=== EXERCISE DATA ===

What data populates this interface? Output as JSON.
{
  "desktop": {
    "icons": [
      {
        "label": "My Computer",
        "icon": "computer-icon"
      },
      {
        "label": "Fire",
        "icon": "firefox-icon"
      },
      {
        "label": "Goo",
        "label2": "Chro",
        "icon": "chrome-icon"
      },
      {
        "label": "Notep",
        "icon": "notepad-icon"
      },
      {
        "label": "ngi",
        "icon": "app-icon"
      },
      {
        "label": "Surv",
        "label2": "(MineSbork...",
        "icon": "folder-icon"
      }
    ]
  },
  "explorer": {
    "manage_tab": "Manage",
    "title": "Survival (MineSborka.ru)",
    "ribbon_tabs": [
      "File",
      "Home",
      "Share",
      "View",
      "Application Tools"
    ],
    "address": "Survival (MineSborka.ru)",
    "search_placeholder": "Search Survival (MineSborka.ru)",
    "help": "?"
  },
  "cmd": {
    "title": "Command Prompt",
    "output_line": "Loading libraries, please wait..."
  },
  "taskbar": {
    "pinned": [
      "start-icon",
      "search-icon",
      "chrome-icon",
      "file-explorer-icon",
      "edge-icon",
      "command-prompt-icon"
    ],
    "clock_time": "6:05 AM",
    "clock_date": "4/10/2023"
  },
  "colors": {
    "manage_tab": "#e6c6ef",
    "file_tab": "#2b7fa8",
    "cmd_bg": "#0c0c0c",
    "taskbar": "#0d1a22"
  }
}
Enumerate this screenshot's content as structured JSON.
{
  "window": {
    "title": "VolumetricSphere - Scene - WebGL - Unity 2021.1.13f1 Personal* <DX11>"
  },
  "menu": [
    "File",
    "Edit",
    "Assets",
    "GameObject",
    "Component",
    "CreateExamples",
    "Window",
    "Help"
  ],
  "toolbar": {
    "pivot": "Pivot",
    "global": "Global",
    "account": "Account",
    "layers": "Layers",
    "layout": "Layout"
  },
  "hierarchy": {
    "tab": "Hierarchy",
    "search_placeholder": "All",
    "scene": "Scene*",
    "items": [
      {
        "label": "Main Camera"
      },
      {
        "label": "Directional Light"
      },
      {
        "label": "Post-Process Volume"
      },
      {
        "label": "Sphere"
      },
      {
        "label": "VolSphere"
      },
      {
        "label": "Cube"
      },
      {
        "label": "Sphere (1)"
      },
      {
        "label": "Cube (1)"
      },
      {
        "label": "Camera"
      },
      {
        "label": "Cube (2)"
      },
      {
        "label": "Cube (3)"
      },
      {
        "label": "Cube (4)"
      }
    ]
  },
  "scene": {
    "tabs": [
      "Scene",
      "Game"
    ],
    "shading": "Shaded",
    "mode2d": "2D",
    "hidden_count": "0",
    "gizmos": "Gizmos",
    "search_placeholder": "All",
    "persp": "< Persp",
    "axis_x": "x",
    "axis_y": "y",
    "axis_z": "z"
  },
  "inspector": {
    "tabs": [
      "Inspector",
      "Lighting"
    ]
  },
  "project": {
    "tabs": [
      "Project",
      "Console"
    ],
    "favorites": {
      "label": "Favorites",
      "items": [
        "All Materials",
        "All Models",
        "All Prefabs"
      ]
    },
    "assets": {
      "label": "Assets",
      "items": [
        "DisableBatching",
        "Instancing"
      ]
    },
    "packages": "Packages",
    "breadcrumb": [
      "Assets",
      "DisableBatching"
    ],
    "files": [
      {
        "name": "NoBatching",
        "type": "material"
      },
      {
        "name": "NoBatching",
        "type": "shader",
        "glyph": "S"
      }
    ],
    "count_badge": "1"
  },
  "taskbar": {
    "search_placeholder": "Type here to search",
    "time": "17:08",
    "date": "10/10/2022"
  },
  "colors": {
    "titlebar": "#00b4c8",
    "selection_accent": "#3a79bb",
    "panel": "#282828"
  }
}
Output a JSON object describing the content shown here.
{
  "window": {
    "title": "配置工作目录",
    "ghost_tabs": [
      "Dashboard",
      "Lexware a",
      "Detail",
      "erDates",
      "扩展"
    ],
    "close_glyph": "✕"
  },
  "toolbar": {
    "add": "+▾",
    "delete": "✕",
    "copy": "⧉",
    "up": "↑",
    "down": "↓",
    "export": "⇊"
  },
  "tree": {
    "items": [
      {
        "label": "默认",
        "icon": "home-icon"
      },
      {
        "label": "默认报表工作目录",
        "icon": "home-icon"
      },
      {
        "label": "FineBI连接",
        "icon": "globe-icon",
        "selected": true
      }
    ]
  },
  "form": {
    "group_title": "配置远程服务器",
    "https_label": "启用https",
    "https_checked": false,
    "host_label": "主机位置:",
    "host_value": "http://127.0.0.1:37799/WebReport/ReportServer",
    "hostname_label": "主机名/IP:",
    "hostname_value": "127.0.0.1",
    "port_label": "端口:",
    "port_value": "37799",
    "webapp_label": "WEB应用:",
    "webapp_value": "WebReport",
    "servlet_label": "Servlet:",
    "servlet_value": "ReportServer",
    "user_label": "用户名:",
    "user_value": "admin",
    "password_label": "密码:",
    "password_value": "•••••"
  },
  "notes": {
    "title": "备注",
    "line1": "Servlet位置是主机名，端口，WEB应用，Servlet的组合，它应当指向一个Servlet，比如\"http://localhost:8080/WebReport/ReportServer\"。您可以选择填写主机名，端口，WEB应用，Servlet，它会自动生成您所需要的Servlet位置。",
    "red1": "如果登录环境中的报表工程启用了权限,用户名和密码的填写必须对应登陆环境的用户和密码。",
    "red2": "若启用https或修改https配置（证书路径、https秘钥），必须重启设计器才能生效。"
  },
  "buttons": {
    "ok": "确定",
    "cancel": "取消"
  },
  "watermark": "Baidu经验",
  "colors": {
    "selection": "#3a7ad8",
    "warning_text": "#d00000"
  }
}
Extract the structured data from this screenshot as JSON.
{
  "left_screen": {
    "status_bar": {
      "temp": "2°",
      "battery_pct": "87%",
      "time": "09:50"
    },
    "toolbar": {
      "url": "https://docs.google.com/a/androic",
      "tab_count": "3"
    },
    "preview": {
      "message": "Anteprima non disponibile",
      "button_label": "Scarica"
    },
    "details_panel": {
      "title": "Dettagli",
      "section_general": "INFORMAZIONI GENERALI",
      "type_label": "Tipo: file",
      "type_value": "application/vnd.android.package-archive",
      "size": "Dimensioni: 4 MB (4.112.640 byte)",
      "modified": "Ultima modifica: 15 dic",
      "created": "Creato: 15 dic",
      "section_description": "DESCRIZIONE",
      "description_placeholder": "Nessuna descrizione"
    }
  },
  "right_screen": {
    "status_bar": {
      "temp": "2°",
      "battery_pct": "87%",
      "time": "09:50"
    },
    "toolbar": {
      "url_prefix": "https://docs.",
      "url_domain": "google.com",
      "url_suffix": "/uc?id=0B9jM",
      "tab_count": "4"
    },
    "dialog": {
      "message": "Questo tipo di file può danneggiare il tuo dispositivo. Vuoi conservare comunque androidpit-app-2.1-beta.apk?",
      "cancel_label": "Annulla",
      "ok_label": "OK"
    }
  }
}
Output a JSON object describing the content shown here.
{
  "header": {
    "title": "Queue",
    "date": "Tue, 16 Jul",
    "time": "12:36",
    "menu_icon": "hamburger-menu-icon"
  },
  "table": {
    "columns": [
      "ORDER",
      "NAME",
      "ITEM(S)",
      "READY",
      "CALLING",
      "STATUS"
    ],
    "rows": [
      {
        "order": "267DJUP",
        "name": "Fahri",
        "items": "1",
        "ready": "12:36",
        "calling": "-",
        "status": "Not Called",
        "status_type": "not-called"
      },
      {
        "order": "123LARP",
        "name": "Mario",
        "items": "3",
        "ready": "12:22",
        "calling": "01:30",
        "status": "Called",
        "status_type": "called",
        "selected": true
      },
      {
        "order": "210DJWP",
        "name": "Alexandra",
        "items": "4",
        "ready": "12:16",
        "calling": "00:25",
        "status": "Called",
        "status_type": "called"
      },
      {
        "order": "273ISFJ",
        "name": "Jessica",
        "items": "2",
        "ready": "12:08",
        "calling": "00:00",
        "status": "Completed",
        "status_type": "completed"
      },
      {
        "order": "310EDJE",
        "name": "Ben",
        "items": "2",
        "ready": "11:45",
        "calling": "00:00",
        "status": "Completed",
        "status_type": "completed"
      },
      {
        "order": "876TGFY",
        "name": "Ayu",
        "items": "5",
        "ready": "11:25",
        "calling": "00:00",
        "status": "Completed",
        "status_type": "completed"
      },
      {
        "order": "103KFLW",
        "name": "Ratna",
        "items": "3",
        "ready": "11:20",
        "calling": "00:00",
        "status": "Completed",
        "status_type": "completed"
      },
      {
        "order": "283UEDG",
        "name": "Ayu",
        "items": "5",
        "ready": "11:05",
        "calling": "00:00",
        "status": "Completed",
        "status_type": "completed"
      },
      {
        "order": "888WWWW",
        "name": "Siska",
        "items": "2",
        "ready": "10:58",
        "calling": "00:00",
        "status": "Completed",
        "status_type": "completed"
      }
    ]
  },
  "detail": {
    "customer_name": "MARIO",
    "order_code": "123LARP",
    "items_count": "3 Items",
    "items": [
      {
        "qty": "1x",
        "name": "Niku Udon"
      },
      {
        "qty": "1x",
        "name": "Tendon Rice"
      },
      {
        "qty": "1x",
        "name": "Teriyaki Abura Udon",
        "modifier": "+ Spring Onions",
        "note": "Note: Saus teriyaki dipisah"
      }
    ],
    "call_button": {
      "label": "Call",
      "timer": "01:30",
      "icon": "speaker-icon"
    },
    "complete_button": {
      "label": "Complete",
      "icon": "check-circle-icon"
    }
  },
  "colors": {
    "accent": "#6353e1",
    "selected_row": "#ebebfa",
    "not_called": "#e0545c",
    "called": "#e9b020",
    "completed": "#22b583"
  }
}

===

> PROBLEM DESCRIPTION
How many of the lines above include the word "WebReport"? Respond with the number alone.

> REPLY
3